[START RECORDS FOR THIS EXERCISE]
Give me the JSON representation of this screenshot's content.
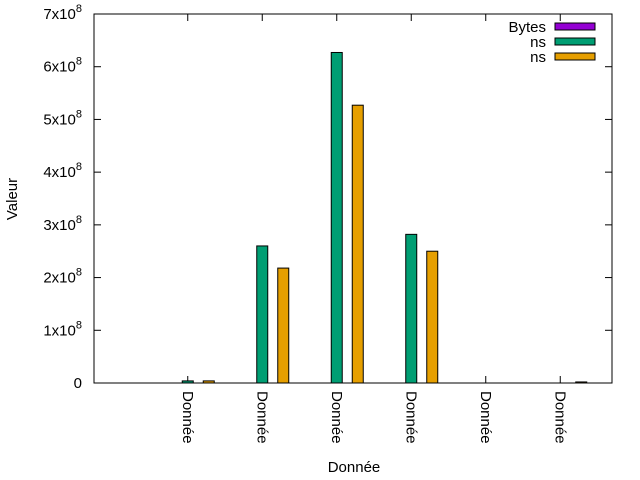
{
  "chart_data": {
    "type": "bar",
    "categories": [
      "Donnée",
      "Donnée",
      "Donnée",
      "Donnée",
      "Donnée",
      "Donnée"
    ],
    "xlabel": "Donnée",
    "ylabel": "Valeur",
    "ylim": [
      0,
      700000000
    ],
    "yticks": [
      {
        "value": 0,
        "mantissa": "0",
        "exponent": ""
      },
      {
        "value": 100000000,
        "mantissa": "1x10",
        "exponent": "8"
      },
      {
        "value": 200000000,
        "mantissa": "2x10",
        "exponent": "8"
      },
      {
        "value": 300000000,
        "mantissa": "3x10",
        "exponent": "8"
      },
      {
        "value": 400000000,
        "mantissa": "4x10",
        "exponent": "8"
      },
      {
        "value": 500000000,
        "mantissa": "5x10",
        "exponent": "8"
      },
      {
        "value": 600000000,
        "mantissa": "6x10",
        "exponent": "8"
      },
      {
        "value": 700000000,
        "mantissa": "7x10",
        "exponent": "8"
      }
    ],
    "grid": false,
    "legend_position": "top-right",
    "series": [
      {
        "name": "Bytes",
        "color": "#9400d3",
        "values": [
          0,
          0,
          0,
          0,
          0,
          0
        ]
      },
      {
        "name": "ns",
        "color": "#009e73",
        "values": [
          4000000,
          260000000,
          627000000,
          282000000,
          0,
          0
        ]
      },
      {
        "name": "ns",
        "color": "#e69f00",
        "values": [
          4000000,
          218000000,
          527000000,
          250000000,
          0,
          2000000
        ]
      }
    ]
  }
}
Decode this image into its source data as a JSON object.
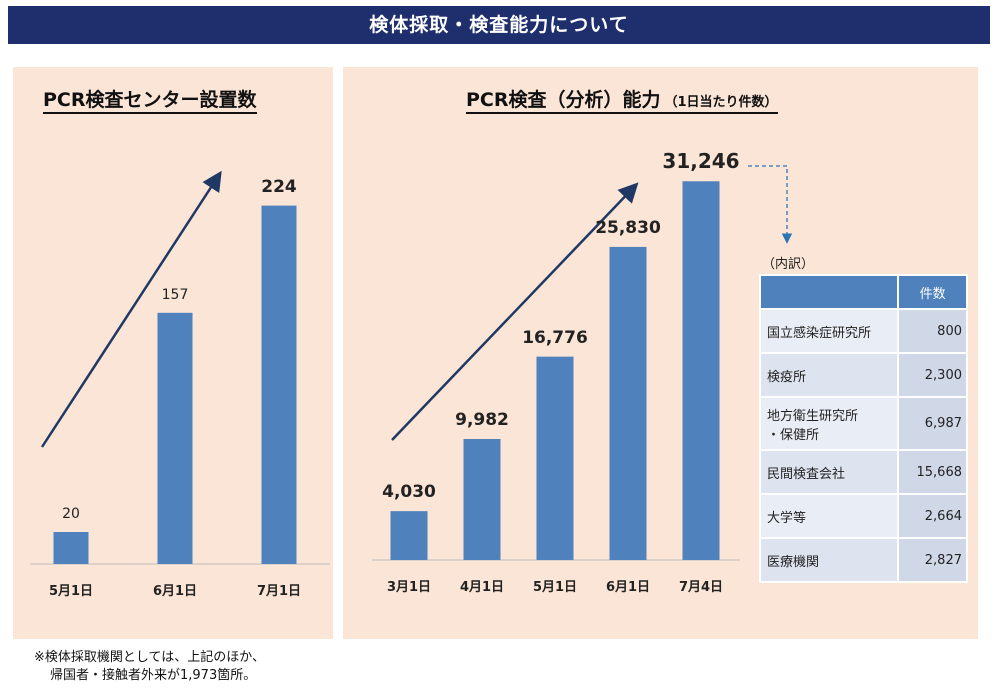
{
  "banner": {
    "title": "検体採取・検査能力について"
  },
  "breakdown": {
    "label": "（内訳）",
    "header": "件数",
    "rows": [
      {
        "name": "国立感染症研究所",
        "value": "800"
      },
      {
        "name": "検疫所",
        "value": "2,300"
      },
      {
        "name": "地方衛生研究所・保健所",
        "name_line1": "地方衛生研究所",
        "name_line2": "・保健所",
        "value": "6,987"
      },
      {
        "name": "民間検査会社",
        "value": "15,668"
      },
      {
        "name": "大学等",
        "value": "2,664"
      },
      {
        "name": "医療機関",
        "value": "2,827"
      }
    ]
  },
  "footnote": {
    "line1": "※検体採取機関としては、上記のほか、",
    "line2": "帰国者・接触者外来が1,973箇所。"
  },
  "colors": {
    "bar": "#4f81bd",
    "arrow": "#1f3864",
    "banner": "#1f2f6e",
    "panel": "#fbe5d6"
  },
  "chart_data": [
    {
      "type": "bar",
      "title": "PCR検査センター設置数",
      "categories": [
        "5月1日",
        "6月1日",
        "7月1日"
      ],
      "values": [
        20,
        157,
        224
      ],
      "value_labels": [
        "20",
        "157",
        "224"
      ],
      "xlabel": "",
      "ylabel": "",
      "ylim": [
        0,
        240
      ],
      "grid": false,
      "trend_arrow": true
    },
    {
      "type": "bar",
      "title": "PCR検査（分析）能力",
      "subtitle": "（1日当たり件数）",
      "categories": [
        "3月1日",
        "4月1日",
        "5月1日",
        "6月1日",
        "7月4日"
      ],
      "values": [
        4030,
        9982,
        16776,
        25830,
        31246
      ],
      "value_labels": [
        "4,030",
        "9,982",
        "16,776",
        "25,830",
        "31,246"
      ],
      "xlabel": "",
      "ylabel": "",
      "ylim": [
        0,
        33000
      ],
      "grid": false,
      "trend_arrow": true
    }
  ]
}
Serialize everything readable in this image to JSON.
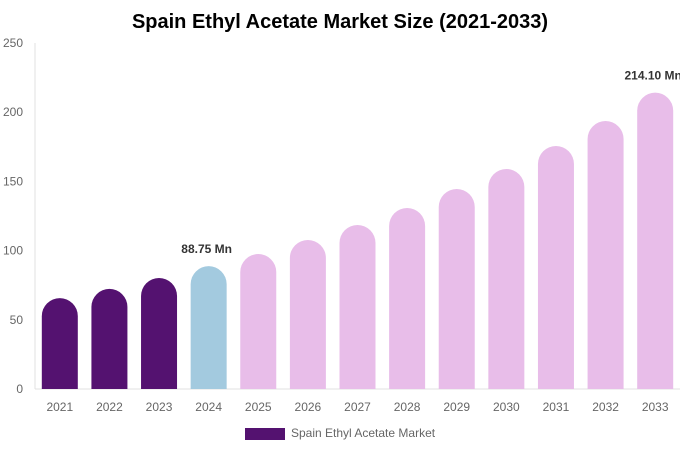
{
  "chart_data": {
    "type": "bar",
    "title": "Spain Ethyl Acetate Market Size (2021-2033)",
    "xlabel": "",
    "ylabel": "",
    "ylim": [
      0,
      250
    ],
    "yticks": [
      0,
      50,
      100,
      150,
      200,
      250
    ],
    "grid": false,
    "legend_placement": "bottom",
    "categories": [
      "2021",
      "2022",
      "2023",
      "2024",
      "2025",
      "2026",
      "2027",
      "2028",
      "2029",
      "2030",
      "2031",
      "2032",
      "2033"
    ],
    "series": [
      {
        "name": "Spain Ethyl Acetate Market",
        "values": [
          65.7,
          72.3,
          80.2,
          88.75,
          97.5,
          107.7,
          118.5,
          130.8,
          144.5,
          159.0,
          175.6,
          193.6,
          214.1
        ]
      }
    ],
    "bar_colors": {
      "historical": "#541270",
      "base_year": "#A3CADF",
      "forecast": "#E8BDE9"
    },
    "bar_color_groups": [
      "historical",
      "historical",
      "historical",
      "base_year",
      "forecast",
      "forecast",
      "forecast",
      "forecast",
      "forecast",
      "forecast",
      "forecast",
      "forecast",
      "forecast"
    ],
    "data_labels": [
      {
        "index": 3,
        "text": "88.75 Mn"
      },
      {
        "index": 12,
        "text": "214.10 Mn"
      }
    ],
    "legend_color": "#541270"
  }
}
[END RECORDS FOR THIS EXERCISE]
[START RECORDS FOR THIS EXERCISE]
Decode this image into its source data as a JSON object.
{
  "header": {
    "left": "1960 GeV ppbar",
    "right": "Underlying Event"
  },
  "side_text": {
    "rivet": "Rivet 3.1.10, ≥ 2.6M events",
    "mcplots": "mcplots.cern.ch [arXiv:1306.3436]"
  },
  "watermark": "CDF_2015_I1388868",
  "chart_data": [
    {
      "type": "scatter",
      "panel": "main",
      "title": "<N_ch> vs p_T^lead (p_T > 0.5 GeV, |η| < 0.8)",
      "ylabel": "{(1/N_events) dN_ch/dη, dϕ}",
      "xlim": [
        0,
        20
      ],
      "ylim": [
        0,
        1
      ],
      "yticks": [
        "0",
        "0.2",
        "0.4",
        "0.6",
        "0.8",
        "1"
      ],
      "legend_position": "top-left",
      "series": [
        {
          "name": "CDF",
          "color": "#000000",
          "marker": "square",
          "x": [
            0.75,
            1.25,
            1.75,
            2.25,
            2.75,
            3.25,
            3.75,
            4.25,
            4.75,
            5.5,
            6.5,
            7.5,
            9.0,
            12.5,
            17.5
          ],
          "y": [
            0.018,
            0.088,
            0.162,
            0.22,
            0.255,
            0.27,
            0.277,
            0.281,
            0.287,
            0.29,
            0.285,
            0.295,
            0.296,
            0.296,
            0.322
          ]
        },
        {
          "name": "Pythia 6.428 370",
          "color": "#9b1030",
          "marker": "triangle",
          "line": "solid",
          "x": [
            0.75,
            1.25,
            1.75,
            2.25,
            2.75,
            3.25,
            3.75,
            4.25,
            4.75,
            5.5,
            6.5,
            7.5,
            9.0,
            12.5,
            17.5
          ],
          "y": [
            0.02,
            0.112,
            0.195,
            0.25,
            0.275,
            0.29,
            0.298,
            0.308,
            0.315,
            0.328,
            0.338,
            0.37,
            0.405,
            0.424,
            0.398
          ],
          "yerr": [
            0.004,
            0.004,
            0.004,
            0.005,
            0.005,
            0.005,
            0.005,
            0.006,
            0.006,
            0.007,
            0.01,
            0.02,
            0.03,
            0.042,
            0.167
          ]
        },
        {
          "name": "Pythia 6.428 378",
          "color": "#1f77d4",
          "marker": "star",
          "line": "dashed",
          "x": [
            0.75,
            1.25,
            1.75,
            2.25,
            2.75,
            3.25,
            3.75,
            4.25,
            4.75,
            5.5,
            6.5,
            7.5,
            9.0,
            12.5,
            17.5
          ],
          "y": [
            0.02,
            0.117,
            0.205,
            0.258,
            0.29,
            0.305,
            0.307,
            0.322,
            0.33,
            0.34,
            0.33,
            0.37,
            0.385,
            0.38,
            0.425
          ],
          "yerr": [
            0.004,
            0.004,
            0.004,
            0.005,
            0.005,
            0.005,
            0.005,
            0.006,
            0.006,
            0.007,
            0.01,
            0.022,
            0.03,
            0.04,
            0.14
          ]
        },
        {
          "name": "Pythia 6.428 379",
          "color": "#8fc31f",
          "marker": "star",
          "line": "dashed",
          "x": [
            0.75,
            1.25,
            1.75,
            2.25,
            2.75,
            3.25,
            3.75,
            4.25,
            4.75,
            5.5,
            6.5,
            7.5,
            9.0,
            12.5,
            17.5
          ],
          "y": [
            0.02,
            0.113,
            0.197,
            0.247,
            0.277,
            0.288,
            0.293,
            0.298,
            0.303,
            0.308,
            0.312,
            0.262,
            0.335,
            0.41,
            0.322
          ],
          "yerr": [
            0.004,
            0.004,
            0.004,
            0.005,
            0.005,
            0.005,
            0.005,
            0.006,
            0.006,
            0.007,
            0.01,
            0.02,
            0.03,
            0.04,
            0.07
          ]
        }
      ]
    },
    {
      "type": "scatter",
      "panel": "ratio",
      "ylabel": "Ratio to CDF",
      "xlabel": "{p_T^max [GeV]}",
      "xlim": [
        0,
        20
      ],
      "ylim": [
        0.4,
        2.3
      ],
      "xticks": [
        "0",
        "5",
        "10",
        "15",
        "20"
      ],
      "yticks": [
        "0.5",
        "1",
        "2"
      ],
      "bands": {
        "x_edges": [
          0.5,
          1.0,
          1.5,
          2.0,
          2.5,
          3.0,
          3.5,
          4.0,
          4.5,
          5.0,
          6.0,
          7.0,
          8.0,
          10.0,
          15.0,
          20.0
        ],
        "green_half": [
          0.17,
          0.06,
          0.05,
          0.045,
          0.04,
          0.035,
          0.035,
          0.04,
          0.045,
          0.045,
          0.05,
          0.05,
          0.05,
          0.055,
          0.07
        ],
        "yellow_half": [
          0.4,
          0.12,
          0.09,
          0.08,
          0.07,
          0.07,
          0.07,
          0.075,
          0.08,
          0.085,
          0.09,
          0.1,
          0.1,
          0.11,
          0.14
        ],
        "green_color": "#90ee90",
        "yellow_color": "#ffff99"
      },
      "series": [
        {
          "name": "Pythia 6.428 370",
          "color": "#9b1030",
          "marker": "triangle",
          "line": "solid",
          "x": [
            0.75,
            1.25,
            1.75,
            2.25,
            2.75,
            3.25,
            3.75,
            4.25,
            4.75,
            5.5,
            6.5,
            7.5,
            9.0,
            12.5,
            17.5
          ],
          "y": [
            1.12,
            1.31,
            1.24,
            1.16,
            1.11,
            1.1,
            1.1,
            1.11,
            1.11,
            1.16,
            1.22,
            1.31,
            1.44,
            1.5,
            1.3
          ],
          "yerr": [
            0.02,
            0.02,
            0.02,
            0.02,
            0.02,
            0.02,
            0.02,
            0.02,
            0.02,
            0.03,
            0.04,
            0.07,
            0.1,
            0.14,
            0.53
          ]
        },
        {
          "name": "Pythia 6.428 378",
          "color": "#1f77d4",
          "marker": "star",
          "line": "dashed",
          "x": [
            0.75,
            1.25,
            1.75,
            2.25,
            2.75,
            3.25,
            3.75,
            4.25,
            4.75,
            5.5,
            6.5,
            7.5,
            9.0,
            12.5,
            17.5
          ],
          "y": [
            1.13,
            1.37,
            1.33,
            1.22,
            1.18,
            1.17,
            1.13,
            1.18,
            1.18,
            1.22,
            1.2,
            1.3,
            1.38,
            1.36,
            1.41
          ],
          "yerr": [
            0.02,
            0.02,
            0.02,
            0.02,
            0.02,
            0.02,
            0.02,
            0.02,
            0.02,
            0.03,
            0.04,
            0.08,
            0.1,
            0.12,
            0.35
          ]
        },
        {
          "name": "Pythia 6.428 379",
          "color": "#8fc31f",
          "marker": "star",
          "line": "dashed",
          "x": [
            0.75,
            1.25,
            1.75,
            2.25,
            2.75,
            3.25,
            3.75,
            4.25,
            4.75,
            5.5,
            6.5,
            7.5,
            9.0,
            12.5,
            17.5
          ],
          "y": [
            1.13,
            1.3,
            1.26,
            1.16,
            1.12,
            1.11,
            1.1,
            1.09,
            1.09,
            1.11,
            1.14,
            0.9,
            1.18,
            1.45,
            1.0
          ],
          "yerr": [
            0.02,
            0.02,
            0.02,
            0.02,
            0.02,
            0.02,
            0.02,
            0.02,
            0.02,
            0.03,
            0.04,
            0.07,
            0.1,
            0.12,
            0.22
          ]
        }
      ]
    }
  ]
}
[END RECORDS FOR THIS EXERCISE]
[START RECORDS FOR THIS EXERCISE]
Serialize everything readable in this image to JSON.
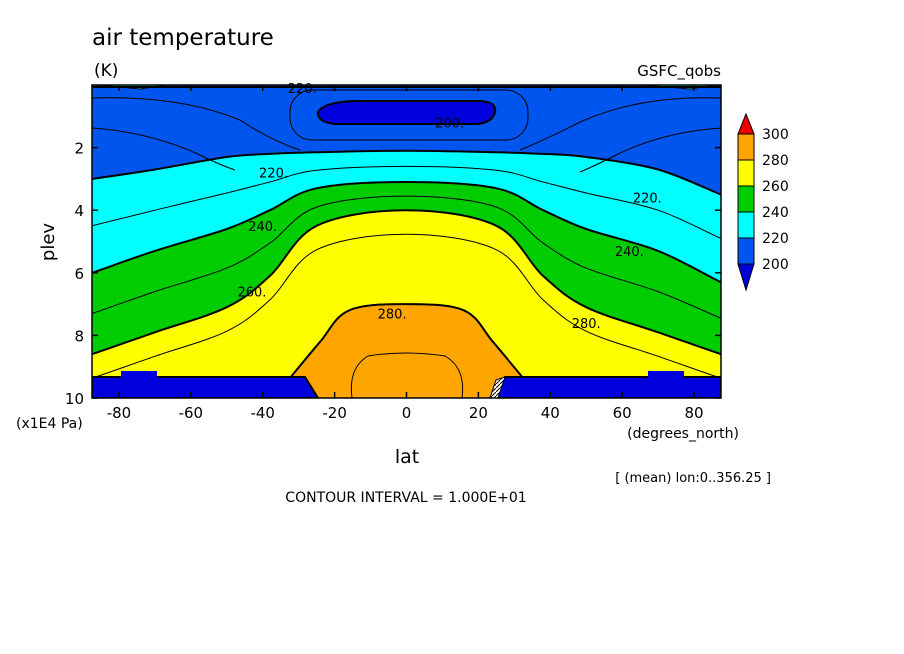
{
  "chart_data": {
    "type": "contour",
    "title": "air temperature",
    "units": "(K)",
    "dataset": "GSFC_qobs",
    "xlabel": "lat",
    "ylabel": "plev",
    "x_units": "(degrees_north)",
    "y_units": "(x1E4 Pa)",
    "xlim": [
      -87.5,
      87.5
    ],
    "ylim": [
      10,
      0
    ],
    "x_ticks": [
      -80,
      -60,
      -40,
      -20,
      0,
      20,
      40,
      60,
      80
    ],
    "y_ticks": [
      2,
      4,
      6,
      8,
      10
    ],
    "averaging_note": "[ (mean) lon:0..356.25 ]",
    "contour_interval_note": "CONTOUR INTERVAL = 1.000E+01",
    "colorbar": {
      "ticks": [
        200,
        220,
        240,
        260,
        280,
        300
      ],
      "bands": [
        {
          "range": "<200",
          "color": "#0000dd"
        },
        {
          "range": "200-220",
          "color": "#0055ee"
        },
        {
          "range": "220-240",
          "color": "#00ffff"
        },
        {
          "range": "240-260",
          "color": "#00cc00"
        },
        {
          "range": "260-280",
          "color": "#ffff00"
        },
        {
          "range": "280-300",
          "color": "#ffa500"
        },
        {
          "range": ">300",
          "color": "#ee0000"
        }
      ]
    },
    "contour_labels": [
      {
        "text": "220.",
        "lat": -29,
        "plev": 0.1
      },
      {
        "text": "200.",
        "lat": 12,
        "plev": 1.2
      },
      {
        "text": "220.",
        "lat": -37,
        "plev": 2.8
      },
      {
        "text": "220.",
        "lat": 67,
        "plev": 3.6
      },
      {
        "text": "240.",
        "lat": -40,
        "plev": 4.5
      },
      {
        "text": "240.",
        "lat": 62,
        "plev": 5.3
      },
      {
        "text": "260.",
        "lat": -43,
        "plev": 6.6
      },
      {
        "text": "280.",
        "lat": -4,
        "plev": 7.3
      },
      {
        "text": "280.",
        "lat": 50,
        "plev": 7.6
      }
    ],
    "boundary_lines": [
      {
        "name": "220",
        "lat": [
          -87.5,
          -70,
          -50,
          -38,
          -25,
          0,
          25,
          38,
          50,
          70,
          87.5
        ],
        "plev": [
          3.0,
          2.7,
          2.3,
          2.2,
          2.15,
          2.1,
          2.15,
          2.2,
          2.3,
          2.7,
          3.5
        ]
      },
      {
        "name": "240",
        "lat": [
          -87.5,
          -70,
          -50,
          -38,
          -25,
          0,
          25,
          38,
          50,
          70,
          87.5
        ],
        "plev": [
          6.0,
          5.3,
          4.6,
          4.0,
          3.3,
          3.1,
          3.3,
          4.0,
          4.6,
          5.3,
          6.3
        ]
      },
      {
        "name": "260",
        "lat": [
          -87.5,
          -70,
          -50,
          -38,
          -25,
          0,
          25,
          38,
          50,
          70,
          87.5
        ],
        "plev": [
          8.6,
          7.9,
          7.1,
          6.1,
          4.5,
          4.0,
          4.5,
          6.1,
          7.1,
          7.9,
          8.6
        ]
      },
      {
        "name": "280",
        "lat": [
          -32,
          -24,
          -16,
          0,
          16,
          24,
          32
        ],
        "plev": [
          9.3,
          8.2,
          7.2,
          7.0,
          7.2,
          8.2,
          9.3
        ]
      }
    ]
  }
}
[END RECORDS FOR THIS EXERCISE]
- WRITTEN INSTRUCTION -
Tally up the lines holding the word "range" in the data above, and answer with that figure only.

- RESPONSE TO THE EXERCISE -
7